Return each line that holds the word "this".
::: Entries supplied
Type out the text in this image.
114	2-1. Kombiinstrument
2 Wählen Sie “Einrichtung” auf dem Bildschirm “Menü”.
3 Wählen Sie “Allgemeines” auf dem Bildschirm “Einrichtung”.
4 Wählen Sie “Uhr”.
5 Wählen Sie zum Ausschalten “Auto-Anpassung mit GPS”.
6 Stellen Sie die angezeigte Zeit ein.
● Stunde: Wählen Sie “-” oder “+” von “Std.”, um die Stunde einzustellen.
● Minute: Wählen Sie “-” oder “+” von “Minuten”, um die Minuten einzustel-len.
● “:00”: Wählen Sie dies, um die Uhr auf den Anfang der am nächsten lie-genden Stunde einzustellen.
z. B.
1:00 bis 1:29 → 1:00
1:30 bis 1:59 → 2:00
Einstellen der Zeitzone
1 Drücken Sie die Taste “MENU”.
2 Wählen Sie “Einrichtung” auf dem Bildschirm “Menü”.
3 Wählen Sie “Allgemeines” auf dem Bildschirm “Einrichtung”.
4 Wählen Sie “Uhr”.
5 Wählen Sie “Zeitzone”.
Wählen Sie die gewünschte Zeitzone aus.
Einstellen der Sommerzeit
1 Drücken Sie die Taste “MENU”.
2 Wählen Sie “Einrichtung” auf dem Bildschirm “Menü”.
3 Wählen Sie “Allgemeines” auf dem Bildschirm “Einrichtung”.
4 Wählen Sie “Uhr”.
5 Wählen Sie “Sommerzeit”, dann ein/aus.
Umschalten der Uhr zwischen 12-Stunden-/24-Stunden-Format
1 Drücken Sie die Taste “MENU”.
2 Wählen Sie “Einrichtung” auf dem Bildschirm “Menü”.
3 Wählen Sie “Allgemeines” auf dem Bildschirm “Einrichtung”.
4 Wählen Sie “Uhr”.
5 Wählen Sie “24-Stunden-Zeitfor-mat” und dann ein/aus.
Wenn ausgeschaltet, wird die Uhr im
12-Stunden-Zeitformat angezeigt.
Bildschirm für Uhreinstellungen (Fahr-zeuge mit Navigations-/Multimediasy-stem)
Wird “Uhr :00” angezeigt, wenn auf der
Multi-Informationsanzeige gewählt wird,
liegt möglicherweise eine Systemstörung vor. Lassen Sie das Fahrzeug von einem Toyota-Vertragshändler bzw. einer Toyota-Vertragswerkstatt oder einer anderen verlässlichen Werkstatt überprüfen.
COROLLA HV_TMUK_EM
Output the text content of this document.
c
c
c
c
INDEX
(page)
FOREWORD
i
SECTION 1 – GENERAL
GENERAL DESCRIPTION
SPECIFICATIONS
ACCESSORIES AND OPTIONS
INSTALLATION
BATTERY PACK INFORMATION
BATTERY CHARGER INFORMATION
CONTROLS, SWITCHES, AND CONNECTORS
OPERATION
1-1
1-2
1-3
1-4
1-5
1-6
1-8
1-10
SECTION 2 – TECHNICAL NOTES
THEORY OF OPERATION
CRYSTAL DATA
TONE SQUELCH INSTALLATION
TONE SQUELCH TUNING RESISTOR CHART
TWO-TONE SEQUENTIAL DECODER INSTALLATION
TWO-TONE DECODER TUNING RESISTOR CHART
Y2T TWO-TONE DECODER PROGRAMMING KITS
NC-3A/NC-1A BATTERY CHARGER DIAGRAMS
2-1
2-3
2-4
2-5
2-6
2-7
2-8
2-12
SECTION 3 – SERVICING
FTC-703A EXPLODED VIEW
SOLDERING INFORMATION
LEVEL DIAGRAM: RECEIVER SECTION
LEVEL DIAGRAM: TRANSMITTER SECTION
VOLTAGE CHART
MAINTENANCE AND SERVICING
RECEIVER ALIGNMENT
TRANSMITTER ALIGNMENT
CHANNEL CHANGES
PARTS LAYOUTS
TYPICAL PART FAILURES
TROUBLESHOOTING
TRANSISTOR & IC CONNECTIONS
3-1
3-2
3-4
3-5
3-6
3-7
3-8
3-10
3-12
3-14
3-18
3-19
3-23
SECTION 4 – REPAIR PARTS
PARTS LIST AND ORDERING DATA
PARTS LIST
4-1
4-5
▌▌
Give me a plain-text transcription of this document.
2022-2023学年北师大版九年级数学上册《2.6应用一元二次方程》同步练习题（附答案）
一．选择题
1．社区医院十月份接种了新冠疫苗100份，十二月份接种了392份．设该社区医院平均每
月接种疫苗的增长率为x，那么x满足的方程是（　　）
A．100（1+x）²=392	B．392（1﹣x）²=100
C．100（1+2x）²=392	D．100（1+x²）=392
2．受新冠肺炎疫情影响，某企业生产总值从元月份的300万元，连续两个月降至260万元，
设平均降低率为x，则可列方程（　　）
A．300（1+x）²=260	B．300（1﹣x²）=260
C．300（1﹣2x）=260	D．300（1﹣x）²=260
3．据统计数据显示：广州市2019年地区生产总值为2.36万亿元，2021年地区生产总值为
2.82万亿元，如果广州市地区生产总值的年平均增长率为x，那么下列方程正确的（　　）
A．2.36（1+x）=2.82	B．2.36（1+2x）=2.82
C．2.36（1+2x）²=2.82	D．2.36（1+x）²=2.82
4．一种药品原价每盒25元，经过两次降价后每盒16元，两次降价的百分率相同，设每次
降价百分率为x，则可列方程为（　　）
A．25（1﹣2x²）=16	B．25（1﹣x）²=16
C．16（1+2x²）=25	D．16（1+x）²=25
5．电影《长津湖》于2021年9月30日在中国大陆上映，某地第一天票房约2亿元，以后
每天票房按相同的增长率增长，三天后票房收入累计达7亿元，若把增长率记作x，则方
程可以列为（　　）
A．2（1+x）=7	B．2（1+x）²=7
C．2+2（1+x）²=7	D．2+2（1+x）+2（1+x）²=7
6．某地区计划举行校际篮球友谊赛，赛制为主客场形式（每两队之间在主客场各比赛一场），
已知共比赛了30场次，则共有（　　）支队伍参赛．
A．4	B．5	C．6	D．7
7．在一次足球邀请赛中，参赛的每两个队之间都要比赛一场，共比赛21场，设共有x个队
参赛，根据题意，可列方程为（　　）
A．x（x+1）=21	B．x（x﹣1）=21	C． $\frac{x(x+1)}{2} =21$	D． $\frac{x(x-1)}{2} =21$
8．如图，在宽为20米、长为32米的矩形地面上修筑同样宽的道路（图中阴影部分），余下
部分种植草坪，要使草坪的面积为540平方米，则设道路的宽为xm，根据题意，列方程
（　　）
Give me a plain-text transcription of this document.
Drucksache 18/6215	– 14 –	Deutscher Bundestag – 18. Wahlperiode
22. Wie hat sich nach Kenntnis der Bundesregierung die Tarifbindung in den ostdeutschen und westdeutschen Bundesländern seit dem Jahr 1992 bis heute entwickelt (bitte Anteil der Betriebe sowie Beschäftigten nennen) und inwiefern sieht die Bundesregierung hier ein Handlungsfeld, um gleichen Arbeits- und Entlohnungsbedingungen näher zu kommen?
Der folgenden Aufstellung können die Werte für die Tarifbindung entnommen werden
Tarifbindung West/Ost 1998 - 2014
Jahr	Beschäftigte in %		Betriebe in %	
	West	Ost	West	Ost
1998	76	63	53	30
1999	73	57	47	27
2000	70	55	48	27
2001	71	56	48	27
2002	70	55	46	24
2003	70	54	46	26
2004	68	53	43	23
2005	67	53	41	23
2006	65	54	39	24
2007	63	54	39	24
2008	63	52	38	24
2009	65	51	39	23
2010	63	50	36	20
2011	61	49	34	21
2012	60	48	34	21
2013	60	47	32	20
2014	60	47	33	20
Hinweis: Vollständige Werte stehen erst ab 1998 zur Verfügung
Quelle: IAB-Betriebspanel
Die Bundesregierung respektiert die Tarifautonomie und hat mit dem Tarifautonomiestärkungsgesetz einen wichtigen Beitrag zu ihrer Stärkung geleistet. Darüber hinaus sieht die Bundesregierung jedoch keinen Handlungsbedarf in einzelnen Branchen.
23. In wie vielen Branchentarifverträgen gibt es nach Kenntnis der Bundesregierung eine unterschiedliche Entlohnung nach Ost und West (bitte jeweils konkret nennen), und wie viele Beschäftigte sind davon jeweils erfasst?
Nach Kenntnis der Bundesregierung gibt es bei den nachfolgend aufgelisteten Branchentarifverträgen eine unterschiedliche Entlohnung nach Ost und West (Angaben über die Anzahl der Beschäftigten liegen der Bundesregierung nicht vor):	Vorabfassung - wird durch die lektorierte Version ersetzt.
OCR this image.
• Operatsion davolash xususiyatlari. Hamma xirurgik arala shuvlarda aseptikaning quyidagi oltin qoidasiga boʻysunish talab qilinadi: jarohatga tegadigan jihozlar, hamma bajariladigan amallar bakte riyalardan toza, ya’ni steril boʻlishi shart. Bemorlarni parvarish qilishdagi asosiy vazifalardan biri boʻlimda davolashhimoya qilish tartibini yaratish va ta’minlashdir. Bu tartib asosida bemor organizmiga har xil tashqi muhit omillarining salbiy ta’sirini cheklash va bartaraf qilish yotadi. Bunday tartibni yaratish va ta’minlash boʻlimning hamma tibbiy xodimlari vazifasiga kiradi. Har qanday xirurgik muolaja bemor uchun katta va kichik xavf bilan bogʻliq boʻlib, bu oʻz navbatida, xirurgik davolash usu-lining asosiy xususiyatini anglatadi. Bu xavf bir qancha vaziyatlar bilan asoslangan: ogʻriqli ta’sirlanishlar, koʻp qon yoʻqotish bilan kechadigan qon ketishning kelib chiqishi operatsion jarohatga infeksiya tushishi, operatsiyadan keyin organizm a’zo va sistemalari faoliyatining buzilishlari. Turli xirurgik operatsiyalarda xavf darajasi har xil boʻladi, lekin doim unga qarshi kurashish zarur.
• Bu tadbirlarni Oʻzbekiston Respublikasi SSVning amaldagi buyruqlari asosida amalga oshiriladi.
::::::
* _Answer to the exercise_
Type out the text in this image.
Output the text content of this document.
Give me a plain-text transcription of this document.
Give me a plain-text transcription of this document.
OCR this image.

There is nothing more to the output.